(Figure record listings)
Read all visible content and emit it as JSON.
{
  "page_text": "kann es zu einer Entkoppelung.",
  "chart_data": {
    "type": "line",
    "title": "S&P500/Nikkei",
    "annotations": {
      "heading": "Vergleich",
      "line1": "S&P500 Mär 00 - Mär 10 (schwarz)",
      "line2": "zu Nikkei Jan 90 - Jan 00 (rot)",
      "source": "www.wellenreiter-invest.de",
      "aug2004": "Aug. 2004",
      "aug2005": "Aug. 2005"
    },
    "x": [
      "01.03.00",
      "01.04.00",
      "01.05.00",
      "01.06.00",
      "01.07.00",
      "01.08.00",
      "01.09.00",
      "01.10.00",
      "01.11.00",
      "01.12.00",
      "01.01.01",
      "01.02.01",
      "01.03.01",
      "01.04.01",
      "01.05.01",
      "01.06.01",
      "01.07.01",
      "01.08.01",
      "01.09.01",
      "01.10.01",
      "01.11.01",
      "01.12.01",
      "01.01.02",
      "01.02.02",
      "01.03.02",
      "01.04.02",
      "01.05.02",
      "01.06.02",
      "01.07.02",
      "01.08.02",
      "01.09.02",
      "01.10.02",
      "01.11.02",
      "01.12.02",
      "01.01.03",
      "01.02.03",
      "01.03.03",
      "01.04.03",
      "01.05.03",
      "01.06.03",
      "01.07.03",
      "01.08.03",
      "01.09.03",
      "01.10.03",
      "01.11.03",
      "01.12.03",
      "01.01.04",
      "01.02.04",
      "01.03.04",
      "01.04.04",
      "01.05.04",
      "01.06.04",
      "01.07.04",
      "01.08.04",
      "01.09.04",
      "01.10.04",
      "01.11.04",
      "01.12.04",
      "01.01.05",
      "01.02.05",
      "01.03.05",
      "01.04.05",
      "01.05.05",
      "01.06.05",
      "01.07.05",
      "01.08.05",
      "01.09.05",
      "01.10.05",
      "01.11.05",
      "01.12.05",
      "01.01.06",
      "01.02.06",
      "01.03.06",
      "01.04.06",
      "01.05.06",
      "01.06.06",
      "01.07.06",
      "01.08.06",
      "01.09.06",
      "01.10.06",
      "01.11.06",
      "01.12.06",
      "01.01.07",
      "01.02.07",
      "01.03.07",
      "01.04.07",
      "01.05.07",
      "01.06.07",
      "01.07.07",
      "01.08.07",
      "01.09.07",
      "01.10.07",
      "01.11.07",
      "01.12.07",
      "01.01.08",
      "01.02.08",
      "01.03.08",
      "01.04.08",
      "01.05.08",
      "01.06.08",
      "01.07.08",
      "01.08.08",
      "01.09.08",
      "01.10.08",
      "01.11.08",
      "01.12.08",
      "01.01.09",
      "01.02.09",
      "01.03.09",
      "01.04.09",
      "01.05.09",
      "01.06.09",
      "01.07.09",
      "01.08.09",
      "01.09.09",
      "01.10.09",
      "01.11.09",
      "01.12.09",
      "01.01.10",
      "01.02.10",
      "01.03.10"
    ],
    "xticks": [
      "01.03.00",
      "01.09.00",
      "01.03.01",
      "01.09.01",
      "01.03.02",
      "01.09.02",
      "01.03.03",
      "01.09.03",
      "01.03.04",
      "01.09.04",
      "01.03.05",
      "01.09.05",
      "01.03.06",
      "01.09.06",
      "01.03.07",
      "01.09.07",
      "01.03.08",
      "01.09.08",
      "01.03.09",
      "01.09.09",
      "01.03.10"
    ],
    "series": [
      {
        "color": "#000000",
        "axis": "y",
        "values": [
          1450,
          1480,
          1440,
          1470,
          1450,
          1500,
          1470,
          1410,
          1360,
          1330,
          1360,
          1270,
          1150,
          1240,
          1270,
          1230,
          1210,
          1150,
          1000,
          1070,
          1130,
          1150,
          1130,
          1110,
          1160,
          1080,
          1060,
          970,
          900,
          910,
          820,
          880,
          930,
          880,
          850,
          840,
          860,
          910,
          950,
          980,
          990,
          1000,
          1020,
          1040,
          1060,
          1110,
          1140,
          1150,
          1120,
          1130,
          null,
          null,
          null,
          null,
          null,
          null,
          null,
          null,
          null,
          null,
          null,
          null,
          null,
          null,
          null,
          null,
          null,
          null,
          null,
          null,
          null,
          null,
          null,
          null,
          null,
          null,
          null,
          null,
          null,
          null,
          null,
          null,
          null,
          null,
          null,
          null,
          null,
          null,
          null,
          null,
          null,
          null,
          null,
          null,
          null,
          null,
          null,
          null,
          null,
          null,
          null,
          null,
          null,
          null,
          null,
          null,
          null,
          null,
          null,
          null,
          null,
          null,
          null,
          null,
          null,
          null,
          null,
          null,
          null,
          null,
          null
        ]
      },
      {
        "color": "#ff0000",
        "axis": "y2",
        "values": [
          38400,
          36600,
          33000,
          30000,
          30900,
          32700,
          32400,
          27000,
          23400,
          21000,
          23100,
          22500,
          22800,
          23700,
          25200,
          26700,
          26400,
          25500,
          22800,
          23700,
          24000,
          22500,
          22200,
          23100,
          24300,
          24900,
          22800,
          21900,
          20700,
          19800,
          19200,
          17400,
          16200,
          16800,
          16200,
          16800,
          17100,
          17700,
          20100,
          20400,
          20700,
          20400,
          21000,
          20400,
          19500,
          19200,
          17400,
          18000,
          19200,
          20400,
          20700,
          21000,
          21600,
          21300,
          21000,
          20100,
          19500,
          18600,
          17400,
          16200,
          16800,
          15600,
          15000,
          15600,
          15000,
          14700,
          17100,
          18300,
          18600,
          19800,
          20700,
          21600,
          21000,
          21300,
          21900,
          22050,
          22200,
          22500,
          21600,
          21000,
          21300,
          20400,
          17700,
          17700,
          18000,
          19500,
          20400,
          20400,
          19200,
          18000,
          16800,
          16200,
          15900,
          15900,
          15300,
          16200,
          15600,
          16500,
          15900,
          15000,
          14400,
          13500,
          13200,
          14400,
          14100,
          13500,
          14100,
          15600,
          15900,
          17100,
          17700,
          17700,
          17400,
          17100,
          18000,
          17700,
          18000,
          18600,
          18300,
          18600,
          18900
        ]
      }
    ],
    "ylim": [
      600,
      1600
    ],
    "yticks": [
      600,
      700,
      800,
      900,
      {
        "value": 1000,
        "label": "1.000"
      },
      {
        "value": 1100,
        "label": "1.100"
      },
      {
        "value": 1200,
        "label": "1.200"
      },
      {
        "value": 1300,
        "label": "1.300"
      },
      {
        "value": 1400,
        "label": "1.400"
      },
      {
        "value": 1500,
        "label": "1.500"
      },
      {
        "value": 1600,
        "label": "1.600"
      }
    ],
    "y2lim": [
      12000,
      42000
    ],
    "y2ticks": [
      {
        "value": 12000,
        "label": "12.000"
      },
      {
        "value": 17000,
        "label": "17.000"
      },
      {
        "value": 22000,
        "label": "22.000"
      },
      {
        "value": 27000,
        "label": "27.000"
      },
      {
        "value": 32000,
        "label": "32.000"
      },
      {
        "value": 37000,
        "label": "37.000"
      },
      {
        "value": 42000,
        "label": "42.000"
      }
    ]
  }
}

**Instructions for the task**
Repeat the data precisely, line by line.

**Task output**
Read all visible content and emit it as JSON.
{
  "page_text": "kann es zu einer Entkoppelung.",
  "chart_data": {
    "type": "line",
    "title": "S&P500/Nikkei",
    "annotations": {
      "heading": "Vergleich",
      "line1": "S&P500 Mär 00 - Mär 10 (schwarz)",
      "line2": "zu Nikkei Jan 90 - Jan 00 (rot)",
      "source": "www.wellenreiter-invest.de",
      "aug2004": "Aug. 2004",
      "aug2005": "Aug. 2005"
    },
    "x": [
      "01.03.00",
      "01.04.00",
      "01.05.00",
      "01.06.00",
      "01.07.00",
      "01.08.00",
      "01.09.00",
      "01.10.00",
      "01.11.00",
      "01.12.00",
      "01.01.01",
      "01.02.01",
      "01.03.01",
      "01.04.01",
      "01.05.01",
      "01.06.01",
      "01.07.01",
      "01.08.01",
      "01.09.01",
      "01.10.01",
      "01.11.01",
      "01.12.01",
      "01.01.02",
      "01.02.02",
      "01.03.02",
      "01.04.02",
      "01.05.02",
      "01.06.02",
      "01.07.02",
      "01.08.02",
      "01.09.02",
      "01.10.02",
      "01.11.02",
      "01.12.02",
      "01.01.03",
      "01.02.03",
      "01.03.03",
      "01.04.03",
      "01.05.03",
      "01.06.03",
      "01.07.03",
      "01.08.03",
      "01.09.03",
      "01.10.03",
      "01.11.03",
      "01.12.03",
      "01.01.04",
      "01.02.04",
      "01.03.04",
      "01.04.04",
      "01.05.04",
      "01.06.04",
      "01.07.04",
      "01.08.04",
      "01.09.04",
      "01.10.04",
      "01.11.04",
      "01.12.04",
      "01.01.05",
      "01.02.05",
      "01.03.05",
      "01.04.05",
      "01.05.05",
      "01.06.05",
      "01.07.05",
      "01.08.05",
      "01.09.05",
      "01.10.05",
      "01.11.05",
      "01.12.05",
      "01.01.06",
      "01.02.06",
      "01.03.06",
      "01.04.06",
      "01.05.06",
      "01.06.06",
      "01.07.06",
      "01.08.06",
      "01.09.06",
      "01.10.06",
      "01.11.06",
      "01.12.06",
      "01.01.07",
      "01.02.07",
      "01.03.07",
      "01.04.07",
      "01.05.07",
      "01.06.07",
      "01.07.07",
      "01.08.07",
      "01.09.07",
      "01.10.07",
      "01.11.07",
      "01.12.07",
      "01.01.08",
      "01.02.08",
      "01.03.08",
      "01.04.08",
      "01.05.08",
      "01.06.08",
      "01.07.08",
      "01.08.08",
      "01.09.08",
      "01.10.08",
      "01.11.08",
      "01.12.08",
      "01.01.09",
      "01.02.09",
      "01.03.09",
      "01.04.09",
      "01.05.09",
      "01.06.09",
      "01.07.09",
      "01.08.09",
      "01.09.09",
      "01.10.09",
      "01.11.09",
      "01.12.09",
      "01.01.10",
      "01.02.10",
      "01.03.10"
    ],
    "xticks": [
      "01.03.00",
      "01.09.00",
      "01.03.01",
      "01.09.01",
      "01.03.02",
      "01.09.02",
      "01.03.03",
      "01.09.03",
      "01.03.04",
      "01.09.04",
      "01.03.05",
      "01.09.05",
      "01.03.06",
      "01.09.06",
      "01.03.07",
      "01.09.07",
      "01.03.08",
      "01.09.08",
      "01.03.09",
      "01.09.09",
      "01.03.10"
    ],
    "series": [
      {
        "color": "#000000",
        "axis": "y",
        "values": [
          1450,
          1480,
          1440,
          1470,
          1450,
          1500,
          1470,
          1410,
          1360,
          1330,
          1360,
          1270,
          1150,
          1240,
          1270,
          1230,
          1210,
          1150,
          1000,
          1070,
          1130,
          1150,
          1130,
          1110,
          1160,
          1080,
          1060,
          970,
          900,
          910,
          820,
          880,
          930,
          880,
          850,
          840,
          860,
          910,
          950,
          980,
          990,
          1000,
          1020,
          1040,
          1060,
          1110,
          1140,
          1150,
          1120,
          1130,
          null,
          null,
          null,
          null,
          null,
          null,
          null,
          null,
          null,
          null,
          null,
          null,
          null,
          null,
          null,
          null,
          null,
          null,
          null,
          null,
          null,
          null,
          null,
          null,
          null,
          null,
          null,
          null,
          null,
          null,
          null,
          null,
          null,
          null,
          null,
          null,
          null,
          null,
          null,
          null,
          null,
          null,
          null,
          null,
          null,
          null,
          null,
          null,
          null,
          null,
          null,
          null,
          null,
          null,
          null,
          null,
          null,
          null,
          null,
          null,
          null,
          null,
          null,
          null,
          null,
          null,
          null,
          null,
          null,
          null,
          null
        ]
      },
      {
        "color": "#ff0000",
        "axis": "y2",
        "values": [
          38400,
          36600,
          33000,
          30000,
          30900,
          32700,
          32400,
          27000,
          23400,
          21000,
          23100,
          22500,
          22800,
          23700,
          25200,
          26700,
          26400,
          25500,
          22800,
          23700,
          24000,
          22500,
          22200,
          23100,
          24300,
          24900,
          22800,
          21900,
          20700,
          19800,
          19200,
          17400,
          16200,
          16800,
          16200,
          16800,
          17100,
          17700,
          20100,
          20400,
          20700,
          20400,
          21000,
          20400,
          19500,
          19200,
          17400,
          18000,
          19200,
          20400,
          20700,
          21000,
          21600,
          21300,
          21000,
          20100,
          19500,
          18600,
          17400,
          16200,
          16800,
          15600,
          15000,
          15600,
          15000,
          14700,
          17100,
          18300,
          18600,
          19800,
          20700,
          21600,
          21000,
          21300,
          21900,
          22050,
          22200,
          22500,
          21600,
          21000,
          21300,
          20400,
          17700,
          17700,
          18000,
          19500,
          20400,
          20400,
          19200,
          18000,
          16800,
          16200,
          15900,
          15900,
          15300,
          16200,
          15600,
          16500,
          15900,
          15000,
          14400,
          13500,
          13200,
          14400,
          14100,
          13500,
          14100,
          15600,
          15900,
          17100,
          17700,
          17700,
          17400,
          17100,
          18000,
          17700,
          18000,
          18600,
          18300,
          18600,
          18900
        ]
      }
    ],
    "ylim": [
      600,
      1600
    ],
    "yticks": [
      600,
      700,
      800,
      900,
      {
        "value": 1000,
        "label": "1.000"
      },
      {
        "value": 1100,
        "label": "1.100"
      },
      {
        "value": 1200,
        "label": "1.200"
      },
      {
        "value": 1300,
        "label": "1.300"
      },
      {
        "value": 1400,
        "label": "1.400"
      },
      {
        "value": 1500,
        "label": "1.500"
      },
      {
        "value": 1600,
        "label": "1.600"
      }
    ],
    "y2lim": [
      12000,
      42000
    ],
    "y2ticks": [
      {
        "value": 12000,
        "label": "12.000"
      },
      {
        "value": 17000,
        "label": "17.000"
      },
      {
        "value": 22000,
        "label": "22.000"
      },
      {
        "value": 27000,
        "label": "27.000"
      },
      {
        "value": 32000,
        "label": "32.000"
      },
      {
        "value": 37000,
        "label": "37.000"
      },
      {
        "value": 42000,
        "label": "42.000"
      }
    ]
  }
}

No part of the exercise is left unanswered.